Which lines hold the string "into"? Copy every one of them.

(Records about charts and figures)
════════════════

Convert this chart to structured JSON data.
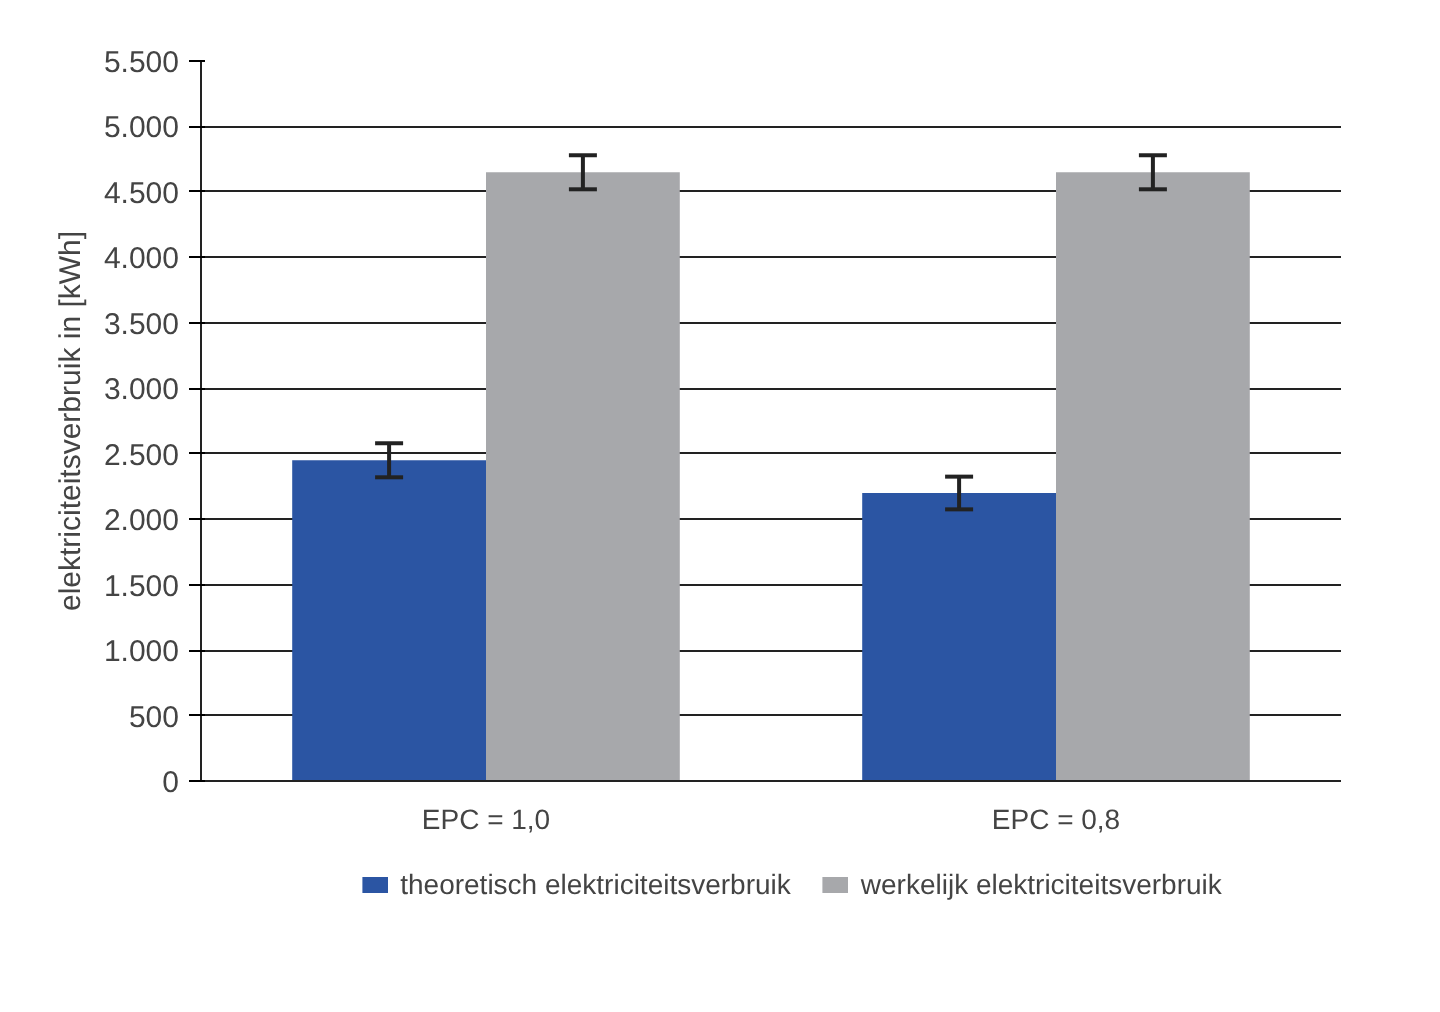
{
  "chart_data": {
    "type": "bar",
    "ylabel": "elektriciteitsverbruik in [kWh]",
    "categories": [
      "EPC = 1,0",
      "EPC = 0,8"
    ],
    "series": [
      {
        "name": "theoretisch elektriciteitsverbruik",
        "color": "#2b55a3",
        "values": [
          2450,
          2200
        ],
        "errors": [
          130,
          125
        ]
      },
      {
        "name": "werkelijk elektriciteitsverbruik",
        "color": "#a7a8ab",
        "values": [
          4650,
          4650
        ],
        "errors": [
          130,
          130
        ]
      }
    ],
    "ylim": [
      0,
      5500
    ],
    "yticks": [
      {
        "value": 0,
        "label": "0"
      },
      {
        "value": 500,
        "label": "500"
      },
      {
        "value": 1000,
        "label": "1.000"
      },
      {
        "value": 1500,
        "label": "1.500"
      },
      {
        "value": 2000,
        "label": "2.000"
      },
      {
        "value": 2500,
        "label": "2.500"
      },
      {
        "value": 3000,
        "label": "3.000"
      },
      {
        "value": 3500,
        "label": "3.500"
      },
      {
        "value": 4000,
        "label": "4.000"
      },
      {
        "value": 4500,
        "label": "4.500"
      },
      {
        "value": 5000,
        "label": "5.000"
      },
      {
        "value": 5500,
        "label": "5.500"
      }
    ],
    "grid": "y",
    "legend": "bottom"
  }
}
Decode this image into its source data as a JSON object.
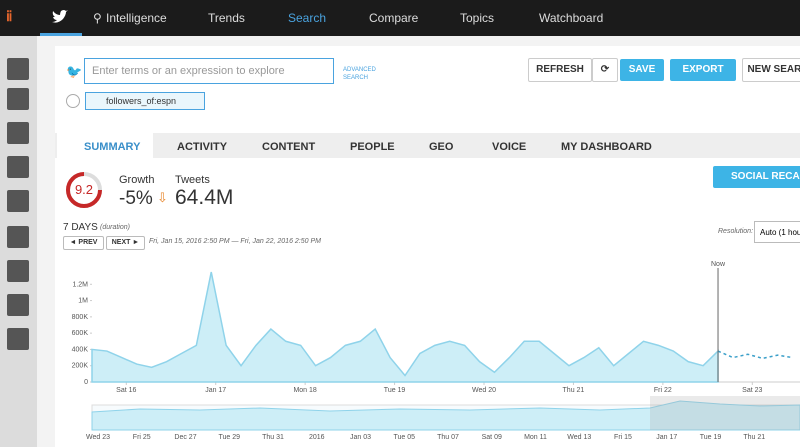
{
  "nav": {
    "items": [
      "Intelligence",
      "Trends",
      "Search",
      "Compare",
      "Topics",
      "Watchboard"
    ]
  },
  "search": {
    "placeholder": "Enter terms or an expression to explore",
    "advanced": "ADVANCED SEARCH",
    "refresh": "REFRESH",
    "save": "SAVE",
    "export": "EXPORT",
    "new_search": "NEW SEARC",
    "filter": "followers_of:espn"
  },
  "tabs": [
    "SUMMARY",
    "ACTIVITY",
    "CONTENT",
    "PEOPLE",
    "GEO",
    "VOICE",
    "MY DASHBOARD"
  ],
  "summary": {
    "score": "9.2",
    "growth_label": "Growth",
    "growth": "-5%",
    "tweets_label": "Tweets",
    "tweets": "64.4M",
    "social_button": "SOCIAL RECAL"
  },
  "range": {
    "duration": "7 DAYS",
    "duration_note": "(duration)",
    "prev": "◄ PREV",
    "next": "NEXT ►",
    "dates": "Fri, Jan 15, 2016 2:50 PM — Fri, Jan 22, 2016 2:50 PM",
    "resolution_label": "Resolution:",
    "resolution": "Auto (1 hou"
  },
  "chart_data": {
    "type": "area",
    "color": "#8fd3ea",
    "fill": "#cdeef7",
    "x": [
      0,
      4,
      8,
      12,
      16,
      20,
      24,
      28,
      32,
      36,
      40,
      44,
      48,
      52,
      56,
      60,
      64,
      68,
      72,
      76,
      80,
      84,
      88,
      92,
      96,
      100,
      104,
      108,
      112,
      116,
      120,
      124,
      128,
      132,
      136,
      140,
      144,
      148,
      152,
      156,
      160,
      164,
      168
    ],
    "values": [
      400000,
      380000,
      300000,
      220000,
      180000,
      250000,
      350000,
      450000,
      1350000,
      450000,
      200000,
      450000,
      650000,
      500000,
      450000,
      200000,
      300000,
      450000,
      500000,
      650000,
      300000,
      80000,
      350000,
      450000,
      500000,
      450000,
      250000,
      120000,
      300000,
      500000,
      500000,
      350000,
      200000,
      300000,
      420000,
      200000,
      350000,
      500000,
      450000,
      380000,
      250000,
      200000,
      380000
    ],
    "forecast": {
      "x": [
        168,
        172,
        176,
        180,
        184,
        188
      ],
      "values": [
        380000,
        300000,
        340000,
        290000,
        330000,
        300000
      ]
    },
    "now": 168,
    "now_label": "Now",
    "xlim": [
      0,
      190
    ],
    "ylim": [
      0,
      1400000
    ],
    "yticks": [
      0,
      {
        "value": 200000,
        "label": "200K"
      },
      {
        "value": 400000,
        "label": "400K"
      },
      {
        "value": 600000,
        "label": "600K"
      },
      {
        "value": 800000,
        "label": "800K"
      },
      {
        "value": 1000000,
        "label": "1M"
      },
      {
        "value": 1200000,
        "label": "1.2M"
      }
    ],
    "xticks": [
      {
        "value": 9.2,
        "label": "Sat 16"
      },
      {
        "value": 33.2,
        "label": "Jan 17"
      },
      {
        "value": 57.2,
        "label": "Mon 18"
      },
      {
        "value": 81.2,
        "label": "Tue 19"
      },
      {
        "value": 105.2,
        "label": "Wed 20"
      },
      {
        "value": 129.2,
        "label": "Thu 21"
      },
      {
        "value": 153.2,
        "label": "Fri 22"
      },
      {
        "value": 177.2,
        "label": "Sat 23"
      }
    ]
  },
  "navigator": {
    "labels": [
      "Wed 23",
      "Fri 25",
      "Dec 27",
      "Tue 29",
      "Thu 31",
      "2016",
      "Jan 03",
      "Tue 05",
      "Thu 07",
      "Sat 09",
      "Mon 11",
      "Wed 13",
      "Fri 15",
      "Jan 17",
      "Tue 19",
      "Thu 21"
    ]
  }
}
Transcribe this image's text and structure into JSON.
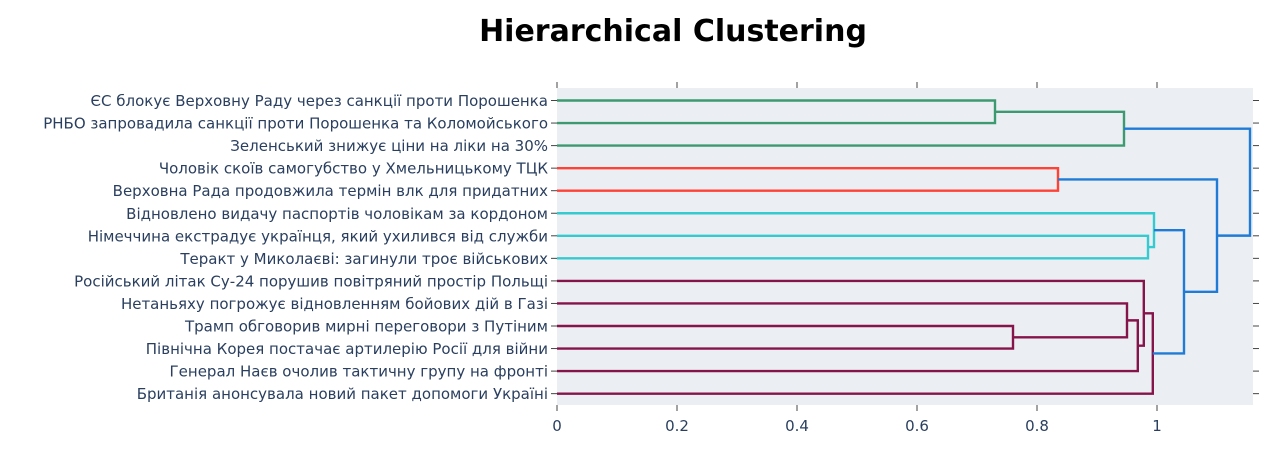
{
  "chart_data": {
    "type": "dendrogram",
    "title": "Hierarchical Clustering",
    "orientation": "horizontal",
    "xlabel": "",
    "ylabel": "",
    "xlim": [
      0,
      1.16
    ],
    "xticks": [
      0,
      0.2,
      0.4,
      0.6,
      0.8,
      1
    ],
    "xtick_labels": [
      "0",
      "0.2",
      "0.4",
      "0.6",
      "0.8",
      "1"
    ],
    "grid": false,
    "plot_background": "#ebeff3",
    "leaves": [
      "ЄС блокує Верховну Раду через санкції проти Порошенка",
      "РНБО запровадила санкції проти Порошенка та Коломойського",
      "Зеленський знижує ціни на ліки на 30%",
      "Чоловік скоїв самогубство у Хмельницькому ТЦК",
      "Верховна Рада продовжила термін влк для придатних",
      "Відновлено видачу паспортів чоловікам за кордоном",
      "Німеччина екстрадує українця, який ухилився від служби",
      "Теракт у Миколаєві: загинули троє військових",
      "Російський літак Су-24 порушив повітряний простір Польщі",
      "Нетаньяху погрожує відновленням бойових дій в Газі",
      "Трамп обговорив мирні переговори з Путіним",
      "Північна Корея постачає артилерію Росії для війни",
      "Генерал Наєв очолив тактичну групу на фронті",
      "Британія анонсувала новий пакет допомоги Україні"
    ],
    "merges": [
      {
        "id": "c1",
        "left": 0,
        "right": 1,
        "height": 0.73,
        "color": "#3d9970"
      },
      {
        "id": "c2",
        "left": "c1",
        "right": 2,
        "height": 0.945,
        "color": "#3d9970"
      },
      {
        "id": "c3",
        "left": 3,
        "right": 4,
        "height": 0.835,
        "color": "#ff4136"
      },
      {
        "id": "c4",
        "left": 6,
        "right": 7,
        "height": 0.985,
        "color": "#35cacf"
      },
      {
        "id": "c5",
        "left": 5,
        "right": "c4",
        "height": 0.995,
        "color": "#35cacf"
      },
      {
        "id": "c6",
        "left": 10,
        "right": 11,
        "height": 0.76,
        "color": "#85144b"
      },
      {
        "id": "c7",
        "left": 9,
        "right": "c6",
        "height": 0.95,
        "color": "#85144b"
      },
      {
        "id": "c8",
        "left": "c7",
        "right": 12,
        "height": 0.968,
        "color": "#85144b"
      },
      {
        "id": "c9",
        "left": 8,
        "right": "c8",
        "height": 0.978,
        "color": "#85144b"
      },
      {
        "id": "c10",
        "left": "c9",
        "right": 13,
        "height": 0.993,
        "color": "#85144b"
      },
      {
        "id": "c11",
        "left": "c5",
        "right": "c10",
        "height": 1.045,
        "color": "#1f7bd6"
      },
      {
        "id": "c12",
        "left": "c3",
        "right": "c11",
        "height": 1.1,
        "color": "#1f7bd6"
      },
      {
        "id": "c13",
        "left": "c2",
        "right": "c12",
        "height": 1.155,
        "color": "#1f7bd6"
      }
    ]
  }
}
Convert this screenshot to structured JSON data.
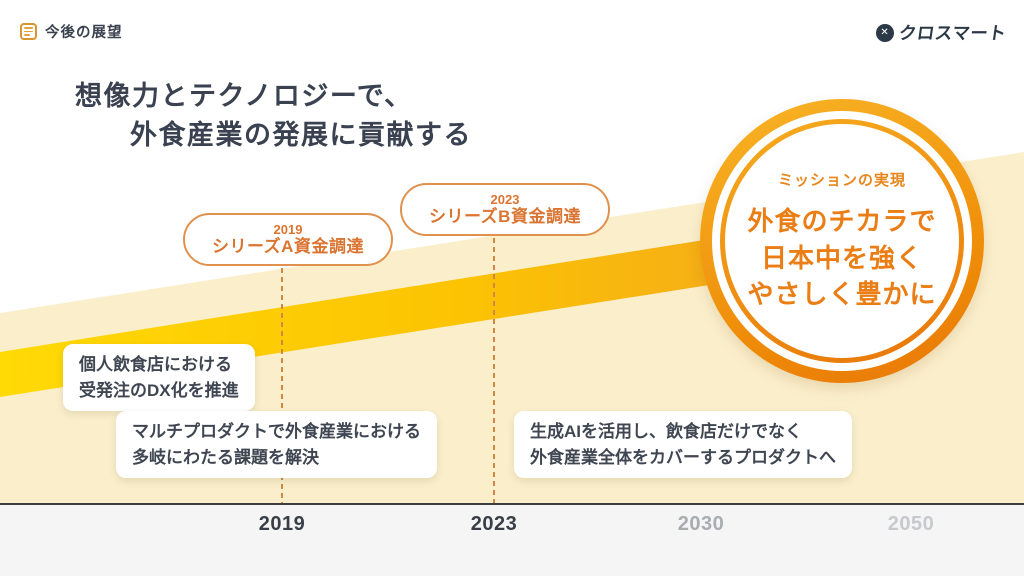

════════════════

> Response:
Decode this image into its source data as a JSON object.
Transcribe this image's text and structure into JSON.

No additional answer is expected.